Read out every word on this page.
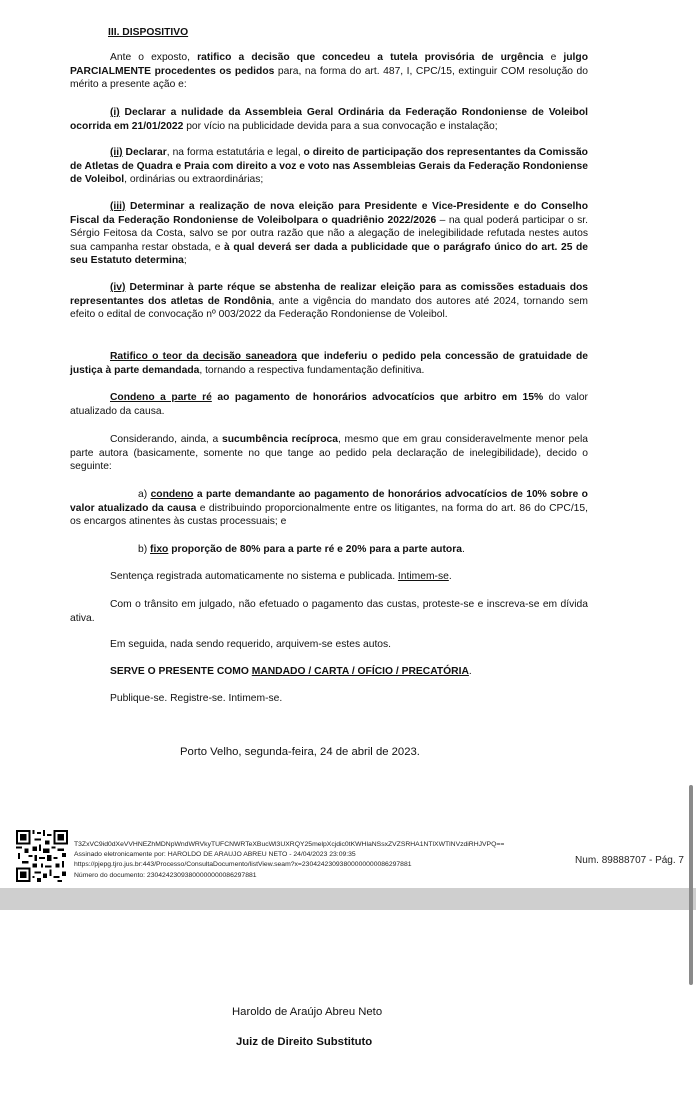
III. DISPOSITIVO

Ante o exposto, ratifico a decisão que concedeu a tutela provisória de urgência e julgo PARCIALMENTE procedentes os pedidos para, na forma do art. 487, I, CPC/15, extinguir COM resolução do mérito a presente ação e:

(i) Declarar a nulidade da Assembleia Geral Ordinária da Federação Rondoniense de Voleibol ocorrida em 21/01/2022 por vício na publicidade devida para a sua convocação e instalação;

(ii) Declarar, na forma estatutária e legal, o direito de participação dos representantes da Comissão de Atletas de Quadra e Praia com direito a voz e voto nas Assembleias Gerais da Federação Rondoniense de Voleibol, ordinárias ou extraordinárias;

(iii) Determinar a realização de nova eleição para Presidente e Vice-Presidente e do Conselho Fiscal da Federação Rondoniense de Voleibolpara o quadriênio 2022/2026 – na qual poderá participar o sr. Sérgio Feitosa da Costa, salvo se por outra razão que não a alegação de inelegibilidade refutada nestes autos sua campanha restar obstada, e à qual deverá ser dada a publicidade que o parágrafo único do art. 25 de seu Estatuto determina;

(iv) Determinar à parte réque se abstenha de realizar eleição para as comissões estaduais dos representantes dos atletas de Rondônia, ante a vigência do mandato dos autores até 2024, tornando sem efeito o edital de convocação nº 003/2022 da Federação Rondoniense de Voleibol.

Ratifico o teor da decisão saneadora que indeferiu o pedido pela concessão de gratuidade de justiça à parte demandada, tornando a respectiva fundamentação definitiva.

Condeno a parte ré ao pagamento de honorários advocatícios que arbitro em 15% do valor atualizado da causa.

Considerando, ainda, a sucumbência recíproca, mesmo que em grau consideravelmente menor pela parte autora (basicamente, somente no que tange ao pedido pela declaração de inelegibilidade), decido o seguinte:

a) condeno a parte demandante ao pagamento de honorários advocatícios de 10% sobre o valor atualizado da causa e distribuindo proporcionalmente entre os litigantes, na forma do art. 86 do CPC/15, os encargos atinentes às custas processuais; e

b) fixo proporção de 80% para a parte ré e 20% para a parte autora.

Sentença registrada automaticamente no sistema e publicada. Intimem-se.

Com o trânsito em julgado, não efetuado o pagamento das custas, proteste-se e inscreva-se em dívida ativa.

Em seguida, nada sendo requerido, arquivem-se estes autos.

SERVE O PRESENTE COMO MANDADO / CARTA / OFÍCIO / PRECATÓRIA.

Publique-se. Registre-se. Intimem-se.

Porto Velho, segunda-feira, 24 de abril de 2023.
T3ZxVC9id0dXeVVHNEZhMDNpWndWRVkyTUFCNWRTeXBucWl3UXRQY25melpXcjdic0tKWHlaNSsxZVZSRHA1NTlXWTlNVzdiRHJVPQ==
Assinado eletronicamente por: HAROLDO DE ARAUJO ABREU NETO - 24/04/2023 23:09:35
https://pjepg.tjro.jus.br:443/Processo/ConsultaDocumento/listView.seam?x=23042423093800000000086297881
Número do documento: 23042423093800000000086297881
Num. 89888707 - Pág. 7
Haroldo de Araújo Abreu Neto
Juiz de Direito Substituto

============================================================

EXERCISE: The records above need to be restated word for word, with the pictures left out.

REPLY TO THE EXERCISE:
Read out every word on this page.
III. DISPOSITIVO

Ante o exposto, ratifico a decisão que concedeu a tutela provisória de urgência e julgo PARCIALMENTE procedentes os pedidos para, na forma do art. 487, I, CPC/15, extinguir COM resolução do mérito a presente ação e:

(i) Declarar a nulidade da Assembleia Geral Ordinária da Federação Rondoniense de Voleibol ocorrida em 21/01/2022 por vício na publicidade devida para a sua convocação e instalação;

(ii) Declarar, na forma estatutária e legal, o direito de participação dos representantes da Comissão de Atletas de Quadra e Praia com direito a voz e voto nas Assembleias Gerais da Federação Rondoniense de Voleibol, ordinárias ou extraordinárias;

(iii) Determinar a realização de nova eleição para Presidente e Vice-Presidente e do Conselho Fiscal da Federação Rondoniense de Voleibolpara o quadriênio 2022/2026 – na qual poderá participar o sr. Sérgio Feitosa da Costa, salvo se por outra razão que não a alegação de inelegibilidade refutada nestes autos sua campanha restar obstada, e à qual deverá ser dada a publicidade que o parágrafo único do art. 25 de seu Estatuto determina;

(iv) Determinar à parte réque se abstenha de realizar eleição para as comissões estaduais dos representantes dos atletas de Rondônia, ante a vigência do mandato dos autores até 2024, tornando sem efeito o edital de convocação nº 003/2022 da Federação Rondoniense de Voleibol.

Ratifico o teor da decisão saneadora que indeferiu o pedido pela concessão de gratuidade de justiça à parte demandada, tornando a respectiva fundamentação definitiva.

Condeno a parte ré ao pagamento de honorários advocatícios que arbitro em 15% do valor atualizado da causa.

Considerando, ainda, a sucumbência recíproca, mesmo que em grau consideravelmente menor pela parte autora (basicamente, somente no que tange ao pedido pela declaração de inelegibilidade), decido o seguinte:

a) condeno a parte demandante ao pagamento de honorários advocatícios de 10% sobre o valor atualizado da causa e distribuindo proporcionalmente entre os litigantes, na forma do art. 86 do CPC/15, os encargos atinentes às custas processuais; e

b) fixo proporção de 80% para a parte ré e 20% para a parte autora.

Sentença registrada automaticamente no sistema e publicada. Intimem-se.

Com o trânsito em julgado, não efetuado o pagamento das custas, proteste-se e inscreva-se em dívida ativa.

Em seguida, nada sendo requerido, arquivem-se estes autos.

SERVE O PRESENTE COMO MANDADO / CARTA / OFÍCIO / PRECATÓRIA.

Publique-se. Registre-se. Intimem-se.

Porto Velho, segunda-feira, 24 de abril de 2023.
T3ZxVC9id0dXeVVHNEZhMDNpWndWRVkyTUFCNWRTeXBucWl3UXRQY25melpXcjdic0tKWHlaNSsxZVZSRHA1NTlXWTlNVzdiRHJVPQ==
Assinado eletronicamente por: HAROLDO DE ARAUJO ABREU NETO - 24/04/2023 23:09:35
https://pjepg.tjro.jus.br:443/Processo/ConsultaDocumento/listView.seam?x=23042423093800000000086297881
Número do documento: 23042423093800000000086297881
Num. 89888707 - Pág. 7
Haroldo de Araújo Abreu Neto
Juiz de Direito Substituto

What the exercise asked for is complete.